***** GIVEN INFORMATION *****

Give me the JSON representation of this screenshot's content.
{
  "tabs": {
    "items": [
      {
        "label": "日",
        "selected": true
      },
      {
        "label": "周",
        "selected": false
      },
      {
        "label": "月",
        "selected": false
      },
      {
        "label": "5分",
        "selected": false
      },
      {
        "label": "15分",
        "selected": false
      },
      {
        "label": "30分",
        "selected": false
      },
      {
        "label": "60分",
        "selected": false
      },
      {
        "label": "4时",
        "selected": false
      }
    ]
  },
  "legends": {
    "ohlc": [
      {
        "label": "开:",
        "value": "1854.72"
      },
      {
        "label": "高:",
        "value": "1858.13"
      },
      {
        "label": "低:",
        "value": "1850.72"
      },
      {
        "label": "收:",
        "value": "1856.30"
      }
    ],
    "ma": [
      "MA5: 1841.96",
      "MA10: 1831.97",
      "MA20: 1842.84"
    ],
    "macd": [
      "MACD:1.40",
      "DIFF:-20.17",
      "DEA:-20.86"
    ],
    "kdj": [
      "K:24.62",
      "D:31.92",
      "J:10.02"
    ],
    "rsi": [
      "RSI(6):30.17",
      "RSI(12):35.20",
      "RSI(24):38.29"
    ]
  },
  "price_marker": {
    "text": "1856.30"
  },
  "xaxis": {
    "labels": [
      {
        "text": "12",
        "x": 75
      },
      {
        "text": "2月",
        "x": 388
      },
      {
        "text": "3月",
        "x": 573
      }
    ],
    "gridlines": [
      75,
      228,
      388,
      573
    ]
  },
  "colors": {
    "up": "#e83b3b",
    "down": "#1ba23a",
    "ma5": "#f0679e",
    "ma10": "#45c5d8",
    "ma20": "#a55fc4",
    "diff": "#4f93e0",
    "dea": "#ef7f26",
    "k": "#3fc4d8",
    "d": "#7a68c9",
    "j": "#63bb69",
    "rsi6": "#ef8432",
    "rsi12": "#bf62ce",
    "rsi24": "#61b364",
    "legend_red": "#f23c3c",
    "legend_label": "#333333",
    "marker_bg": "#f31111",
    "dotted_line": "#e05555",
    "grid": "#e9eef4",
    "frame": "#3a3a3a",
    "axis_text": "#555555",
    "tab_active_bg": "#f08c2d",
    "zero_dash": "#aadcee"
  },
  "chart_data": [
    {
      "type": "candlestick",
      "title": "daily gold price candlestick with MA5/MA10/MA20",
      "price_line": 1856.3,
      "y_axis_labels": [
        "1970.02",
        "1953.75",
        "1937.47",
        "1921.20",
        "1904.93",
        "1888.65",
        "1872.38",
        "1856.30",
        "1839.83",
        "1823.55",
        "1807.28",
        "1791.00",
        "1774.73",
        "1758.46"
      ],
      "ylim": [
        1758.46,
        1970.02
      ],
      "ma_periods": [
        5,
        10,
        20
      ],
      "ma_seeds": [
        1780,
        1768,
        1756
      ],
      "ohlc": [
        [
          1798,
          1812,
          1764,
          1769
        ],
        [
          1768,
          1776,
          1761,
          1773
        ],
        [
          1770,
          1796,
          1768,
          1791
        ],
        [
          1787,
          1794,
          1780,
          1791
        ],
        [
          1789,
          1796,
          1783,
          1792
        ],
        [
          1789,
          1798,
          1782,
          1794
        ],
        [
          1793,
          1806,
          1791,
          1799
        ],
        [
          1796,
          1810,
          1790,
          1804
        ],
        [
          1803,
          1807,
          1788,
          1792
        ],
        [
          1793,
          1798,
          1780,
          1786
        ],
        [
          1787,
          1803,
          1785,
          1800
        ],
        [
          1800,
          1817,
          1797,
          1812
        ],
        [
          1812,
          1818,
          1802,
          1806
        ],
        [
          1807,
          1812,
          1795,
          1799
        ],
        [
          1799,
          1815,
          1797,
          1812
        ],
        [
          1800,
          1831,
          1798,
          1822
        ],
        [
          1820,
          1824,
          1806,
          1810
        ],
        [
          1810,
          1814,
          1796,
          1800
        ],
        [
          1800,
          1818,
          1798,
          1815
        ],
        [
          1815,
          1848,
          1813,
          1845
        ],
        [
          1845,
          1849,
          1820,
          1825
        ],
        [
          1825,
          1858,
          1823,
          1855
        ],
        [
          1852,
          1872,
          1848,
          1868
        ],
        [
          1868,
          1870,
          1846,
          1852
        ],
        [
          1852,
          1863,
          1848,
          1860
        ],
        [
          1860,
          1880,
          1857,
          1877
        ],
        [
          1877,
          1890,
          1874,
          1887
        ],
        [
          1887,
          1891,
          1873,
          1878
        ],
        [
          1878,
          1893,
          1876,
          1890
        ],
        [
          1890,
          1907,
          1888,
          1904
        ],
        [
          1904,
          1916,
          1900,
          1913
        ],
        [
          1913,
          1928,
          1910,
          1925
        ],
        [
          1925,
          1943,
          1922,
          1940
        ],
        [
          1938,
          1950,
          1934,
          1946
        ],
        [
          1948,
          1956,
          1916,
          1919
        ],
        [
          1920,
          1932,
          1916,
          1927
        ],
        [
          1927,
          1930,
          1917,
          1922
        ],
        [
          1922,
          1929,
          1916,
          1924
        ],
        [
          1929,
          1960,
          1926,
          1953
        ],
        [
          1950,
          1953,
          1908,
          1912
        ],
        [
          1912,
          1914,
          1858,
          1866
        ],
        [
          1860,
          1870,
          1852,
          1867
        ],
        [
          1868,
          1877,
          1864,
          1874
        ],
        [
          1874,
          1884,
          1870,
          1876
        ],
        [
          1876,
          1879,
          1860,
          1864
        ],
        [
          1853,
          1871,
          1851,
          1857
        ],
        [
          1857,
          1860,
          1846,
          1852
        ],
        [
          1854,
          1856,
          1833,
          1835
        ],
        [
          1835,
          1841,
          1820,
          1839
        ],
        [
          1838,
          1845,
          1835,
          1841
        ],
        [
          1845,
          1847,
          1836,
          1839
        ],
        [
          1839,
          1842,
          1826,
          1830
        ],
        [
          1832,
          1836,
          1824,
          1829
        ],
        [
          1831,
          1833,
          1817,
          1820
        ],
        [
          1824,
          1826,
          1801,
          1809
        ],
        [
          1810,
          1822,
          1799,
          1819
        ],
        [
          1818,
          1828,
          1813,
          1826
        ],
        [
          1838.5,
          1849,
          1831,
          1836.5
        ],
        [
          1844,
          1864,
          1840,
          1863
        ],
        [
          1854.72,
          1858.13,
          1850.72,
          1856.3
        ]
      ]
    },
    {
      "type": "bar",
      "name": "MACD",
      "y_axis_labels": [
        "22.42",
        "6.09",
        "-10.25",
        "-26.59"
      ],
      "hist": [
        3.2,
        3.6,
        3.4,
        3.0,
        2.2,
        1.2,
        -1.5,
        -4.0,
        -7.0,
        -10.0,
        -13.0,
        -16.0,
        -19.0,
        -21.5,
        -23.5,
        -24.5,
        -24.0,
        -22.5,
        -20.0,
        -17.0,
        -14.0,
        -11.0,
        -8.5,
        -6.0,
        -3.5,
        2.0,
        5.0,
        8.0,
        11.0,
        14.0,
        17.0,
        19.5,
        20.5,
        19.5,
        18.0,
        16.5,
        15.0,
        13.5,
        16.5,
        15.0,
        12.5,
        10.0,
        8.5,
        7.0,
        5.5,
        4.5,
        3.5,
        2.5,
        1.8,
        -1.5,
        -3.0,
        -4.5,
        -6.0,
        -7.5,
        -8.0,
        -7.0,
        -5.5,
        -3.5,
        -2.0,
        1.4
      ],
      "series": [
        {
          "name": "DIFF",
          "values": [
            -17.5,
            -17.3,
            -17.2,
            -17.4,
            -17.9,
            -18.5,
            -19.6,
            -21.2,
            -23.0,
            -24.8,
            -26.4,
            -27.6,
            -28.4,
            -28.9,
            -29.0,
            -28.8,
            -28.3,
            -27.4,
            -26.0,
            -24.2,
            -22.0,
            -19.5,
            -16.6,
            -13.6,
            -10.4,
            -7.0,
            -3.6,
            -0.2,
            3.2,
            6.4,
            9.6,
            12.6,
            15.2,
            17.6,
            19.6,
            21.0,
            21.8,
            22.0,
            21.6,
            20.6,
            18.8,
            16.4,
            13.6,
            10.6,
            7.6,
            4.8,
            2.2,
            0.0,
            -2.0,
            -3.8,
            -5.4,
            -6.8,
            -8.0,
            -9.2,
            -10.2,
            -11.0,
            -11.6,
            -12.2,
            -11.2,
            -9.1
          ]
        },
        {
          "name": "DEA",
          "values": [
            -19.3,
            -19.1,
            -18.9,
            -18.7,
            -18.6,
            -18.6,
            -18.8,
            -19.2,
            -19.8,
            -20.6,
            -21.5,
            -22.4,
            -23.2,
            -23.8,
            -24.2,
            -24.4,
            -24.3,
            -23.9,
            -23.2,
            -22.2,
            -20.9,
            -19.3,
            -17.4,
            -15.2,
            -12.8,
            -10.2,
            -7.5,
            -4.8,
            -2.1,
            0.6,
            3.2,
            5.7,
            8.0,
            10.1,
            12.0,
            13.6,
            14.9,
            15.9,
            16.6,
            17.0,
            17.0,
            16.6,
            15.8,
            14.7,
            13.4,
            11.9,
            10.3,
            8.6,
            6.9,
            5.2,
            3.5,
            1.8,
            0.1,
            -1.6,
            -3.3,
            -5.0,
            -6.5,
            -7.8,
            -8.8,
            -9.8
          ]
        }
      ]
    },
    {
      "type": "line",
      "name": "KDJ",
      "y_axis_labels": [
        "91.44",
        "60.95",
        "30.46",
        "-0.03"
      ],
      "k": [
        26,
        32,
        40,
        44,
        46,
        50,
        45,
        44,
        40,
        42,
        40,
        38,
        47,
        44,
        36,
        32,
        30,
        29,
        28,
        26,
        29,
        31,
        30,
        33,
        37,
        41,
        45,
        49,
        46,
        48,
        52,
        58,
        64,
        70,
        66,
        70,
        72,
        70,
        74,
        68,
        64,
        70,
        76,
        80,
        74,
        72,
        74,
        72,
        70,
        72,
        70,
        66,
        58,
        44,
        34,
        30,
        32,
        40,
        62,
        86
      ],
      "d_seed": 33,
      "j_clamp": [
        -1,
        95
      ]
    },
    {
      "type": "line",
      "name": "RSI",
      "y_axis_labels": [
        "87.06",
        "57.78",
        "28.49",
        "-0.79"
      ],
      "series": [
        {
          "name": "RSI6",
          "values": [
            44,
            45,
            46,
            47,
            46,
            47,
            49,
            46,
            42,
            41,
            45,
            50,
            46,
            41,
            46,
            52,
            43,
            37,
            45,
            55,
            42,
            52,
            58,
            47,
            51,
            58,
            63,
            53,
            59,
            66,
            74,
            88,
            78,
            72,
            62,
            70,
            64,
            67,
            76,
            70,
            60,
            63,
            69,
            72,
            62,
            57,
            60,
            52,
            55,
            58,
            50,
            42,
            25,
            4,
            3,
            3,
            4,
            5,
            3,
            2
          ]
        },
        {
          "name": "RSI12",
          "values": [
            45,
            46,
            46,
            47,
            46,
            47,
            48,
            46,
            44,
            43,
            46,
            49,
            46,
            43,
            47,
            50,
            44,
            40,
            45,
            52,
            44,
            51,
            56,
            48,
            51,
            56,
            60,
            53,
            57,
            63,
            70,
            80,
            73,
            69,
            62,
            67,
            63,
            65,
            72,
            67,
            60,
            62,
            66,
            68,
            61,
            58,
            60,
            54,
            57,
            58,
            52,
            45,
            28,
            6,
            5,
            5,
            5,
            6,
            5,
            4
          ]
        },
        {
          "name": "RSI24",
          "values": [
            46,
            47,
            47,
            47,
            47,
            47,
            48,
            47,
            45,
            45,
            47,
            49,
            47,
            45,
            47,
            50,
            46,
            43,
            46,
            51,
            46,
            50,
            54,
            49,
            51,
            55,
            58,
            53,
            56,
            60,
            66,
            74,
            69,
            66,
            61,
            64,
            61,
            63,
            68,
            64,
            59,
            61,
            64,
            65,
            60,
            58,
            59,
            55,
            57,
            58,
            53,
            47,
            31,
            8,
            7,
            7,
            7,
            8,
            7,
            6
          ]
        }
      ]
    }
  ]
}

*****

**REQUIREMENT:**
Filter out all lines lacking the word "type" and copy the rest.

**SOLUTION FOR THIS EXERCISE:**
      "type": "candlestick",
      "type": "bar",
      "type": "line",
      "type": "line",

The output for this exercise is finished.